### Provided entries

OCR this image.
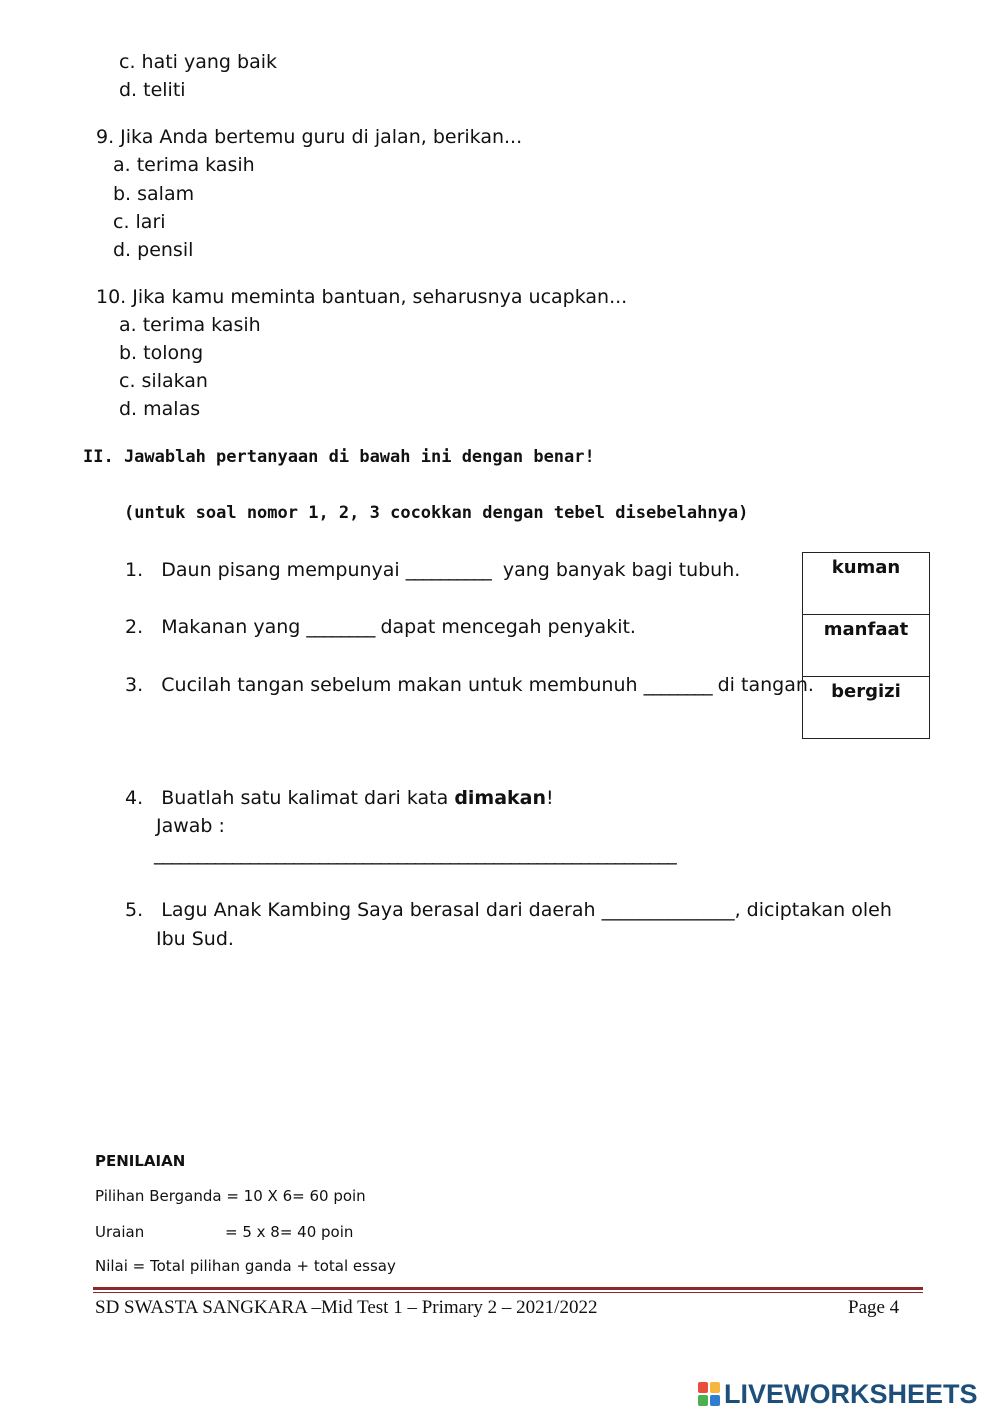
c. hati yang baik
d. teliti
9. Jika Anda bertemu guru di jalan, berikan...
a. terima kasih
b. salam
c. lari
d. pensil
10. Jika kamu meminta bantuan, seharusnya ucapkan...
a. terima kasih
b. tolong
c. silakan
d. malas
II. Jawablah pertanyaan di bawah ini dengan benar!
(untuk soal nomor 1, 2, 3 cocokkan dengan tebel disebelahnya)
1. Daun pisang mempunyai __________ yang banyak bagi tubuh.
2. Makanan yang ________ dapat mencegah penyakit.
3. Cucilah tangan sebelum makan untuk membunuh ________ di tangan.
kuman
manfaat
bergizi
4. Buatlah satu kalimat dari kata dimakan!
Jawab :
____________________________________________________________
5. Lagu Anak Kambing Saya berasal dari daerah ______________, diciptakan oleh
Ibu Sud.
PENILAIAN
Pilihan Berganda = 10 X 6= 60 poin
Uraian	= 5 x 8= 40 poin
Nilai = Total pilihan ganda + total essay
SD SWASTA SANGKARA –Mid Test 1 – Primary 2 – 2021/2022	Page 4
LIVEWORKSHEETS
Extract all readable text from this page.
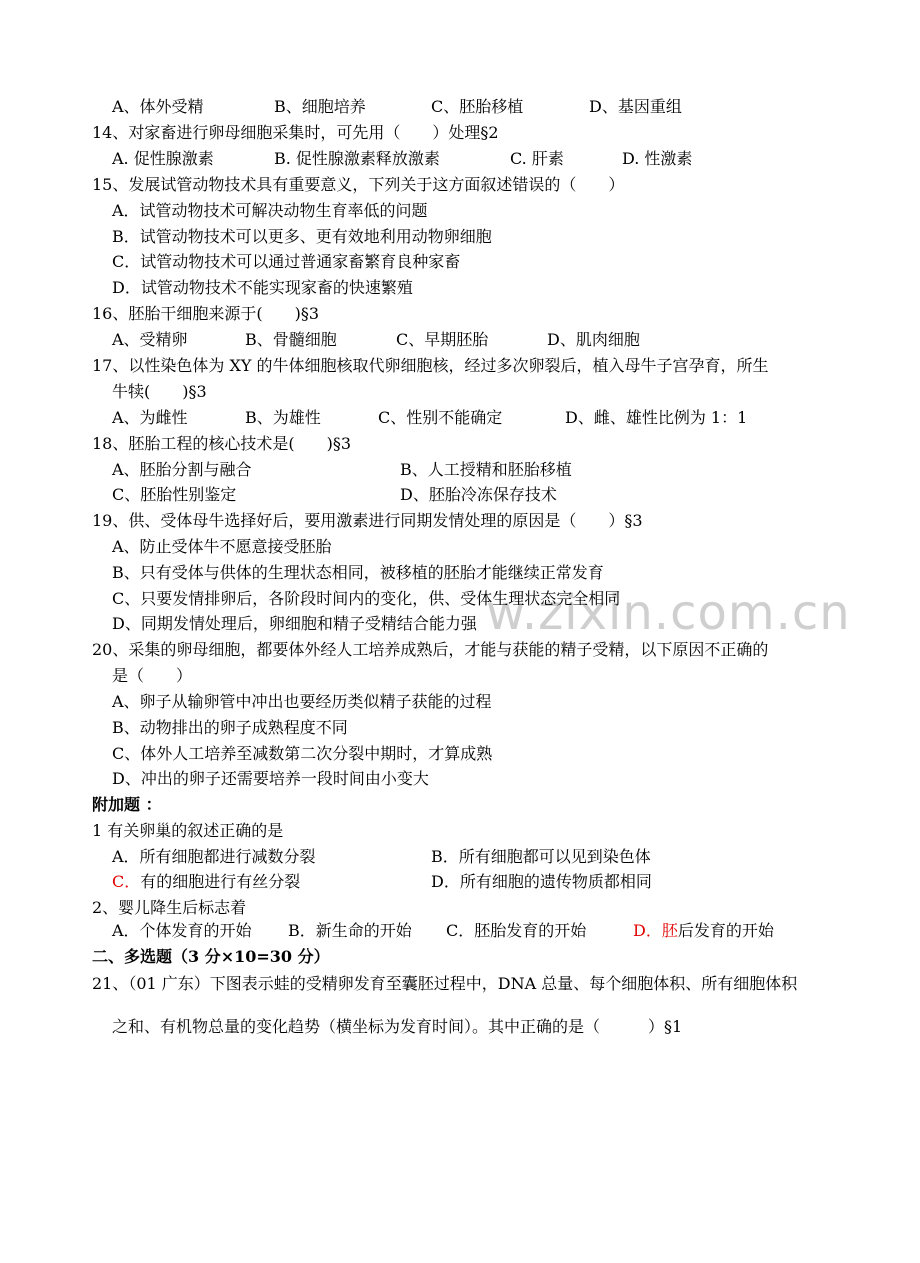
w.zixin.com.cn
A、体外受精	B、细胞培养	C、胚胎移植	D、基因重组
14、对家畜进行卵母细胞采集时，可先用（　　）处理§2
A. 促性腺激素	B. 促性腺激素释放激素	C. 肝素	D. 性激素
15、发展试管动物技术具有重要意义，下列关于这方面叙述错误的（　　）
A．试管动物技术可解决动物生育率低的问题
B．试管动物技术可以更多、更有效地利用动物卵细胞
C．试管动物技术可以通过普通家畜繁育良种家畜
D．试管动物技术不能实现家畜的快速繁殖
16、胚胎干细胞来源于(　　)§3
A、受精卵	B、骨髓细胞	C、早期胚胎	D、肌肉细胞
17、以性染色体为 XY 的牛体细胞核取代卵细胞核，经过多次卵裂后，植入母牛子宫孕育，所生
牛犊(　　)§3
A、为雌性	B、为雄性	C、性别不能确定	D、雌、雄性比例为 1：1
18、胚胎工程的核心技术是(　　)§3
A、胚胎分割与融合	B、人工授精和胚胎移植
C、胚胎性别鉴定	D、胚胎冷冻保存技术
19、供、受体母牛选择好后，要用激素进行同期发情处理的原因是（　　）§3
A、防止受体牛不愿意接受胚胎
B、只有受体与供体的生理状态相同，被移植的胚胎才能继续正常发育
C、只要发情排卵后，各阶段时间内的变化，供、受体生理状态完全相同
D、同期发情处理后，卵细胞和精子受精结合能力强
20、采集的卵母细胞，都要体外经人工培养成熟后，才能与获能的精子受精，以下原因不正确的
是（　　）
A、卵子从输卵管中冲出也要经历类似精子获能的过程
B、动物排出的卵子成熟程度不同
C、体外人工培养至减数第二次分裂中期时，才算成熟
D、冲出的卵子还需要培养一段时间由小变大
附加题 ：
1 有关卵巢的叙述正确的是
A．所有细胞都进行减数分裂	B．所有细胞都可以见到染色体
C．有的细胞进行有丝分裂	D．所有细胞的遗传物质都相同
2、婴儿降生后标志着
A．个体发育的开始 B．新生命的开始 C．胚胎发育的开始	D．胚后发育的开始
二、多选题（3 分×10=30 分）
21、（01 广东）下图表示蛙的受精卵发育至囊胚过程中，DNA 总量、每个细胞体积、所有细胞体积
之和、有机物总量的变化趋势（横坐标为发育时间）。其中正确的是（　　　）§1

######

**Exercise requirements**
Which lines contain "Jika"? Copy each of them out.

**Exercise result**
9. Jika Anda bertemu guru di jalan, berikan...
10. Jika kamu meminta bantuan, seharusnya ucapkan...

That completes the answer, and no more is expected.